--- Record set ---
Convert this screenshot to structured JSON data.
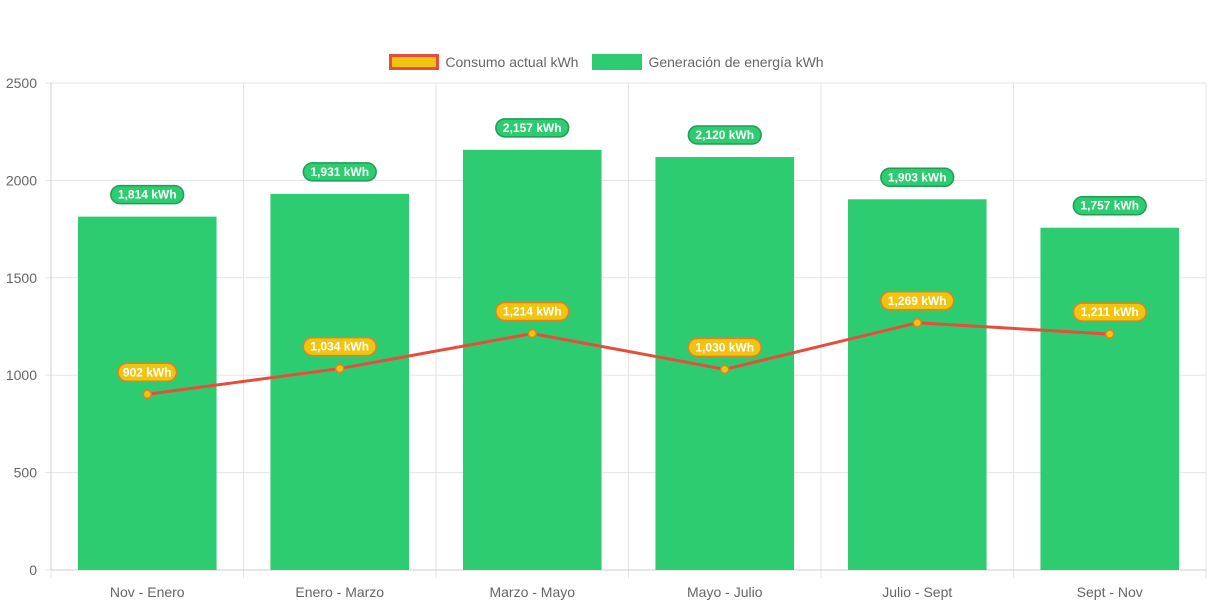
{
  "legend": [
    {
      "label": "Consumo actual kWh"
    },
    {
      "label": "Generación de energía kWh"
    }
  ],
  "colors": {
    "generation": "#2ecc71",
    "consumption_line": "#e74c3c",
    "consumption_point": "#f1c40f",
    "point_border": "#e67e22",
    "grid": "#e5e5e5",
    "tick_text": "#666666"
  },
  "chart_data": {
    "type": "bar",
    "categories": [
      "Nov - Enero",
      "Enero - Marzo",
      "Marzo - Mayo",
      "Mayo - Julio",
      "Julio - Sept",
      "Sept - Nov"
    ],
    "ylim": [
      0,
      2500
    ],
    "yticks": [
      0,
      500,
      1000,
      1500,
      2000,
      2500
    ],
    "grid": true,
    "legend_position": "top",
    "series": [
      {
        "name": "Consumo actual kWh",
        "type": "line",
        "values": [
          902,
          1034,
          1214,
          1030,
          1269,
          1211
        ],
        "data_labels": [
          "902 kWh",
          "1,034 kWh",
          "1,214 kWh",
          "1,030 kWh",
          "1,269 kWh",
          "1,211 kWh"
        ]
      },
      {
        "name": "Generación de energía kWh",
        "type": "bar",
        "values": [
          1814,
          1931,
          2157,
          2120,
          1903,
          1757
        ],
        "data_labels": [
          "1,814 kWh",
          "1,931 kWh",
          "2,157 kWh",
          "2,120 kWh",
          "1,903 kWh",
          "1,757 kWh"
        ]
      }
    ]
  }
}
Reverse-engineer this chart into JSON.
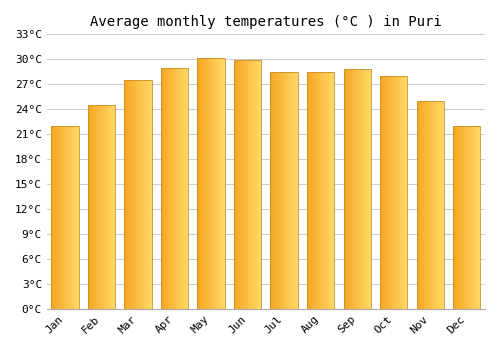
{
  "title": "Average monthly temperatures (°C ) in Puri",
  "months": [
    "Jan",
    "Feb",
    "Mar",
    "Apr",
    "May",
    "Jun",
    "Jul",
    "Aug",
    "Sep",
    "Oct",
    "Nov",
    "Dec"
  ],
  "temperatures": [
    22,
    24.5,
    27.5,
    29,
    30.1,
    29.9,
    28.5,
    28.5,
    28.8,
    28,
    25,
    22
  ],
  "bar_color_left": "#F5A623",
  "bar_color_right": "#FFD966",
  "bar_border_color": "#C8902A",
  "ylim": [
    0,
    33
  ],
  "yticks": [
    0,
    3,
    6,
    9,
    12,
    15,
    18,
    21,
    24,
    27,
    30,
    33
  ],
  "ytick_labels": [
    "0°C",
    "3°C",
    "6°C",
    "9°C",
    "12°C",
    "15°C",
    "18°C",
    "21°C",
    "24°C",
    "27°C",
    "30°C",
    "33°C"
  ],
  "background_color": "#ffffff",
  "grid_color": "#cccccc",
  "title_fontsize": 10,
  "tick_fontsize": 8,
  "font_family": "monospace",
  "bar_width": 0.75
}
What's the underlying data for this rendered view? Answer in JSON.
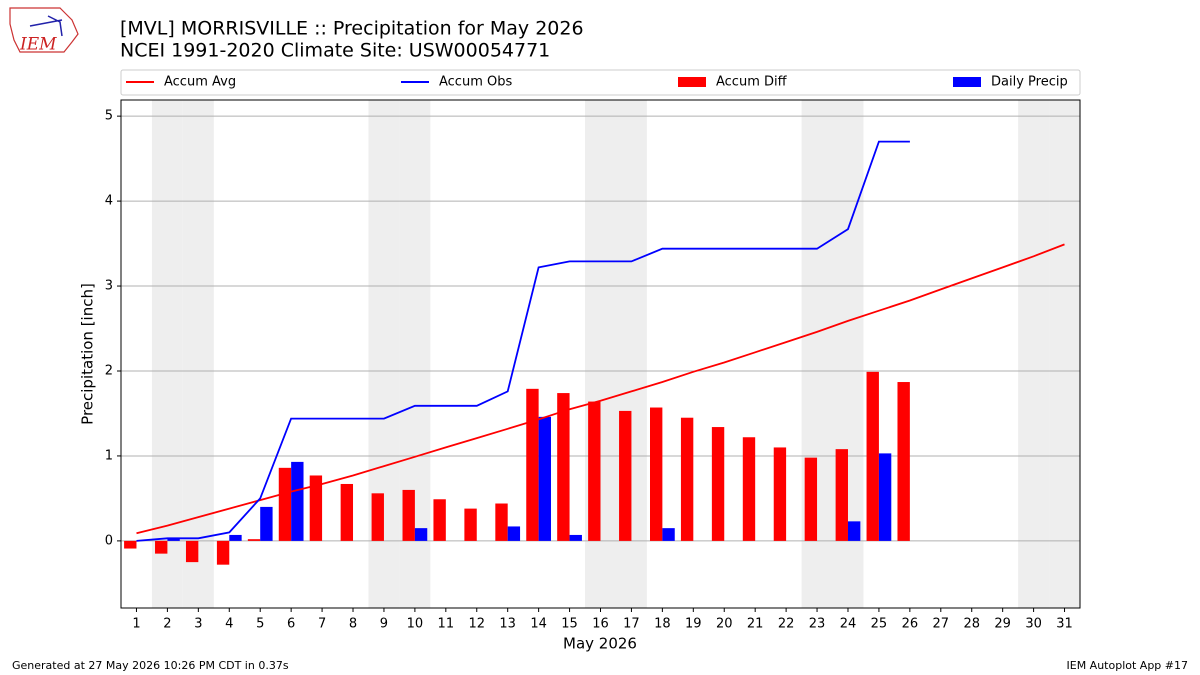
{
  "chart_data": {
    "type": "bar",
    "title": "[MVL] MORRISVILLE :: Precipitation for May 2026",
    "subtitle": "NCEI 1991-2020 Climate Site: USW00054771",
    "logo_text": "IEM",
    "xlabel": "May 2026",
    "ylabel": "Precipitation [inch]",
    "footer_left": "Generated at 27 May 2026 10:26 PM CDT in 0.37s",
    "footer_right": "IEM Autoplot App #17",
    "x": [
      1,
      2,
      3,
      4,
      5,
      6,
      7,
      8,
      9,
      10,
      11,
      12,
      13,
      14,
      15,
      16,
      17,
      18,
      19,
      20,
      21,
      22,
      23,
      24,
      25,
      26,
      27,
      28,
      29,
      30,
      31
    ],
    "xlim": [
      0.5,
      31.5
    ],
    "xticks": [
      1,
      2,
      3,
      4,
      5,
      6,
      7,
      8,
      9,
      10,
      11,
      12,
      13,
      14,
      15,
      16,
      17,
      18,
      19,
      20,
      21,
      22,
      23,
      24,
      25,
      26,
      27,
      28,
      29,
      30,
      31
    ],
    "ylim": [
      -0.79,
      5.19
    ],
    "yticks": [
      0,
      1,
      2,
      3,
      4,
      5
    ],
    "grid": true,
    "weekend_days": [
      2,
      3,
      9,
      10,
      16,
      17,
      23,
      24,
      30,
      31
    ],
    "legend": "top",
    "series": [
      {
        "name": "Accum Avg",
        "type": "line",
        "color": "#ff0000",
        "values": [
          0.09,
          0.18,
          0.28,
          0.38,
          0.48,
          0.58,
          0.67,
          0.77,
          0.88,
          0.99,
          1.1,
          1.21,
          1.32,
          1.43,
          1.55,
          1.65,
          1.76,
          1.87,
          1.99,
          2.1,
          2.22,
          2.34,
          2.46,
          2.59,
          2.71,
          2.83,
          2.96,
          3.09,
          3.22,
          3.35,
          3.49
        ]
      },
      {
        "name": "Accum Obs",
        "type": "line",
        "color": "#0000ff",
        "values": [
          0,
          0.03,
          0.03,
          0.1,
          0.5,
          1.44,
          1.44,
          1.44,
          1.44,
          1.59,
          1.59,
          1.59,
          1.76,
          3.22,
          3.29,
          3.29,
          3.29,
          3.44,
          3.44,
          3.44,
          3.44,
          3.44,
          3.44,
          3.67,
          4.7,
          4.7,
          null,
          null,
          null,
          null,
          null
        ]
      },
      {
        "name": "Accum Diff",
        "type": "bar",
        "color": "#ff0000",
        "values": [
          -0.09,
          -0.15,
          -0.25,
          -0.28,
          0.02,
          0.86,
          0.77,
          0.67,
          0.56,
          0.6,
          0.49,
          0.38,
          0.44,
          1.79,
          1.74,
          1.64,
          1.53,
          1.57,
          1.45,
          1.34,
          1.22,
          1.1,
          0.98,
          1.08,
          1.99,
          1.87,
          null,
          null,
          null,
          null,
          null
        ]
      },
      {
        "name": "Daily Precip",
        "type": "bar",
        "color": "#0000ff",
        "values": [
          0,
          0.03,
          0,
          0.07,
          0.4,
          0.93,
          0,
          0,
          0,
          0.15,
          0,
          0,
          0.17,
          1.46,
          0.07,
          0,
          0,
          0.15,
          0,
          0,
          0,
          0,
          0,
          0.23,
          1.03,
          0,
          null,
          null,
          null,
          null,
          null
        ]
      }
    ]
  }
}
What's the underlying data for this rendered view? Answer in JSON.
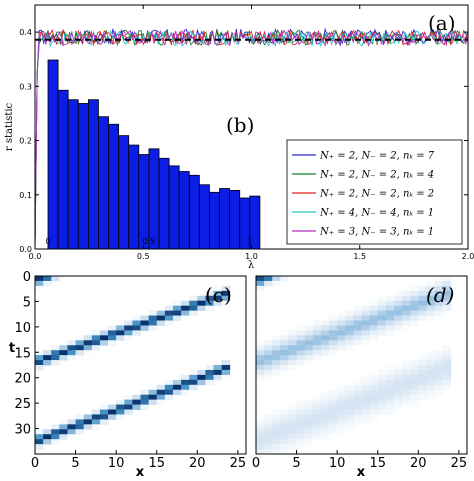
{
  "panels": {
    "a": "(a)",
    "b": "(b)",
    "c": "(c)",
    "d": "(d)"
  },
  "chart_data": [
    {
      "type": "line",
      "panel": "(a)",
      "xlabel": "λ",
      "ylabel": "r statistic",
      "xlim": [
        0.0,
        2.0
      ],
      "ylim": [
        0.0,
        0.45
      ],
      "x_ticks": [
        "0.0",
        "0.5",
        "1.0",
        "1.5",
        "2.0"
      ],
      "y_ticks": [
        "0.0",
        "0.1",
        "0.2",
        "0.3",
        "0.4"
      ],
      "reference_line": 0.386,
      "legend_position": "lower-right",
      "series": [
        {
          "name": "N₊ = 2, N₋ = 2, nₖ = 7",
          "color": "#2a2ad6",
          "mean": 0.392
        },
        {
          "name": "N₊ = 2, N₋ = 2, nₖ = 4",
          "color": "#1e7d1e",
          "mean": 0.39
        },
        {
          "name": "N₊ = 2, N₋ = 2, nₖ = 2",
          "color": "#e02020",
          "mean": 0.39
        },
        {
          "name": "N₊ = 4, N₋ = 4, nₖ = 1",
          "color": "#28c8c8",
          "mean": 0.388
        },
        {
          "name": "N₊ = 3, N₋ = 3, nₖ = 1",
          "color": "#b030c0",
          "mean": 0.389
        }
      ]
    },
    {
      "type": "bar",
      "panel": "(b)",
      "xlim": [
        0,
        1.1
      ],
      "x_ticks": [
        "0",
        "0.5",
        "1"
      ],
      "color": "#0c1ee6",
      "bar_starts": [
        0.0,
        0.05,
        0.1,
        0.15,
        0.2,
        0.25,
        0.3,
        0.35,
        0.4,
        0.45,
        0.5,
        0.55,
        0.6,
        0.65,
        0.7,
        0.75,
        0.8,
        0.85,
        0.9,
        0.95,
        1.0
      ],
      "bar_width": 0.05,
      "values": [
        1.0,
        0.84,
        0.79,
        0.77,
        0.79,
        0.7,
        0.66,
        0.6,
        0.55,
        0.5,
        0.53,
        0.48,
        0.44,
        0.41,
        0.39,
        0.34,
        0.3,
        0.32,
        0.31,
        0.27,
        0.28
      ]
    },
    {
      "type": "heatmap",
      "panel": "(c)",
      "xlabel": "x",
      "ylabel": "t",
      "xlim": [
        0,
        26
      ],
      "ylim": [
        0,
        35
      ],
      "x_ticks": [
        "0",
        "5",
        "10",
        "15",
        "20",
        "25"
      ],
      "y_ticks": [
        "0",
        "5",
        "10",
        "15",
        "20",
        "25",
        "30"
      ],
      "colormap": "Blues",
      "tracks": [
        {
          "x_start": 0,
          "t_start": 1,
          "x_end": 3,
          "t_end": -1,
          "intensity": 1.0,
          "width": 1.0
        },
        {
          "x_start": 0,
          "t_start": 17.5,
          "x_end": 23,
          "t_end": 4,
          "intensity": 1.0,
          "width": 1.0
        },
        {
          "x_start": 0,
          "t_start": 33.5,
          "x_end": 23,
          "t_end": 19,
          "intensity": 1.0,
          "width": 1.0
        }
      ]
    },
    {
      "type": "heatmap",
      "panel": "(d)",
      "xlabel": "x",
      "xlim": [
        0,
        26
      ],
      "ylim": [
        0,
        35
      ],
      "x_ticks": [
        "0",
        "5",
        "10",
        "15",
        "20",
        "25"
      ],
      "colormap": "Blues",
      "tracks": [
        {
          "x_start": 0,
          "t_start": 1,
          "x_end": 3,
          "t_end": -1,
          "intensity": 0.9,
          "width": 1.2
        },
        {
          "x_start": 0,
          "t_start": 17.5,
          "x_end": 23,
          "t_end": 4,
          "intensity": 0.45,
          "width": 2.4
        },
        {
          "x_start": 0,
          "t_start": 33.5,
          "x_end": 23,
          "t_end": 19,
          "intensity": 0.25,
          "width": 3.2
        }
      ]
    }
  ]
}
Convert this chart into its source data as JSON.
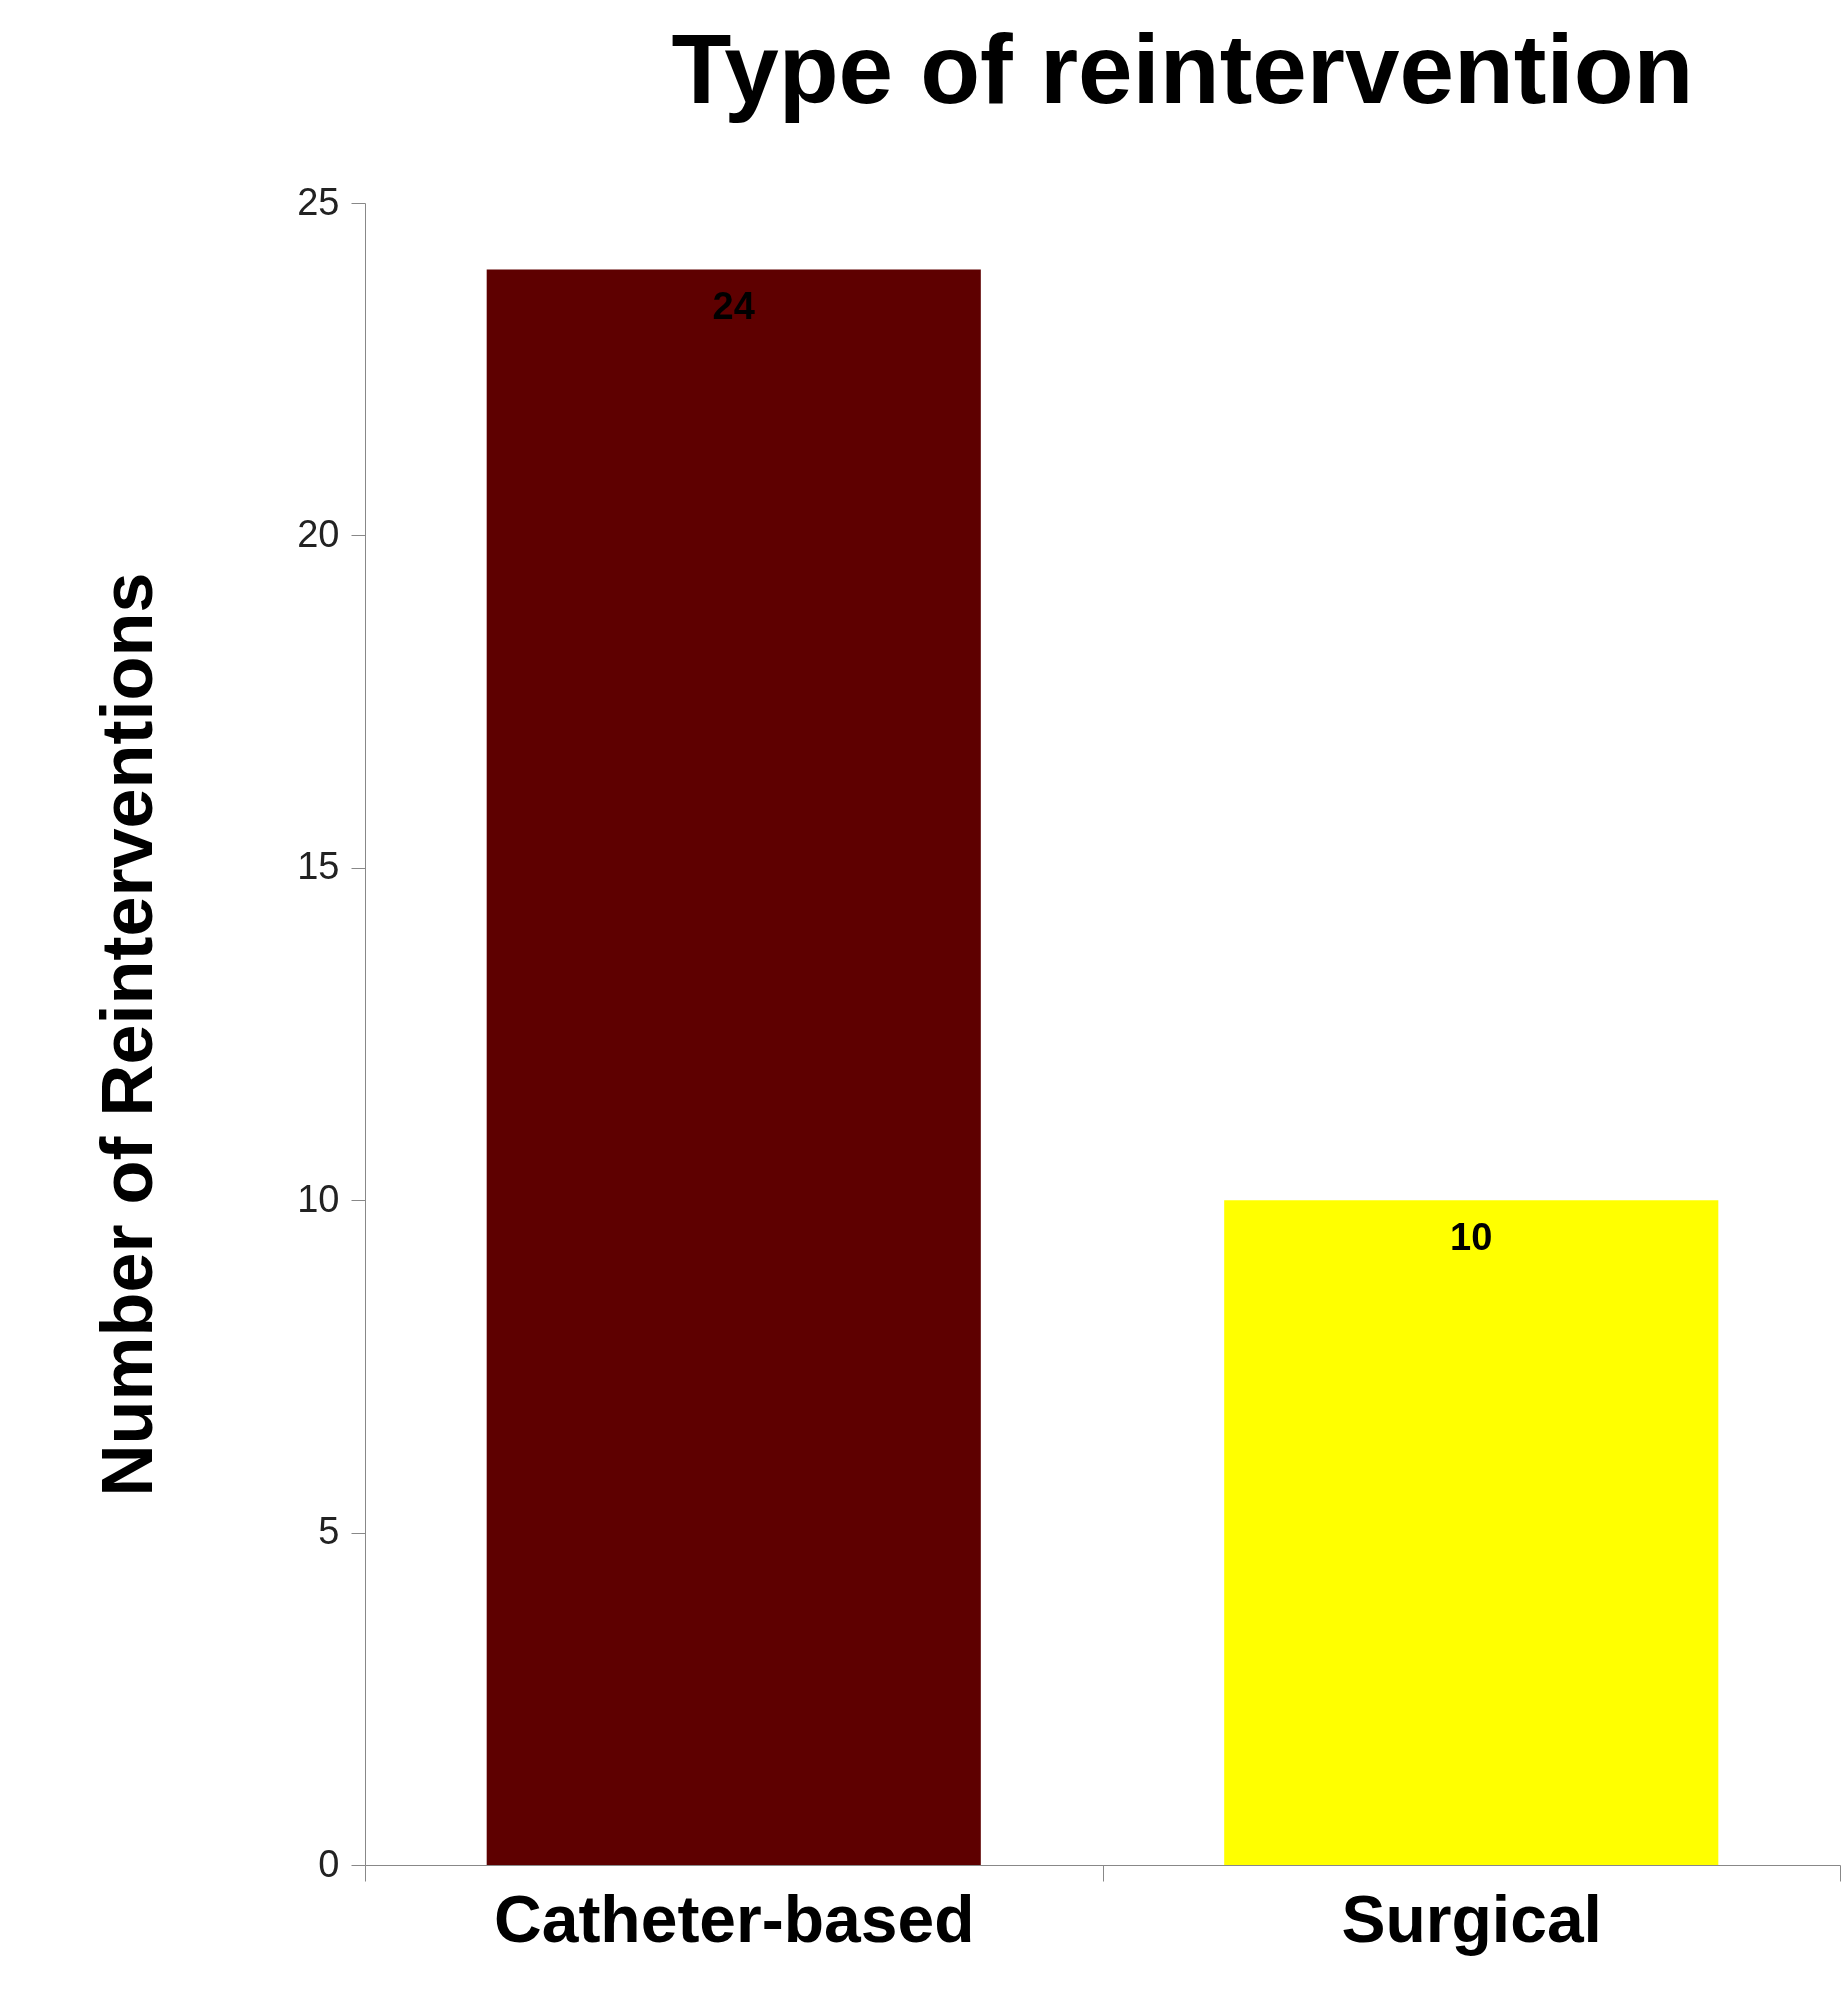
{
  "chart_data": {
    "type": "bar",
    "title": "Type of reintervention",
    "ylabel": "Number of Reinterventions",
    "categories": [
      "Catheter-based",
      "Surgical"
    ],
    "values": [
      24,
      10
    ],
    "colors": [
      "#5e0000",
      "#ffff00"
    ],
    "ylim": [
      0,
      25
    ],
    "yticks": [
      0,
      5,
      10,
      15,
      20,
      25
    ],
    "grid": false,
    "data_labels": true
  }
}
---
The request — Look for the word "JSON" in every line of the listing and copy the lines that have it.

Completed exercise —
Convert this screenshot to structured JSON data.
Reverse-engineer this chart into JSON.
What's the underlying data for this rendered view? Answer in JSON.
What's the underlying data for this rendered view? Answer in JSON.
Convert this chart into its source data as JSON.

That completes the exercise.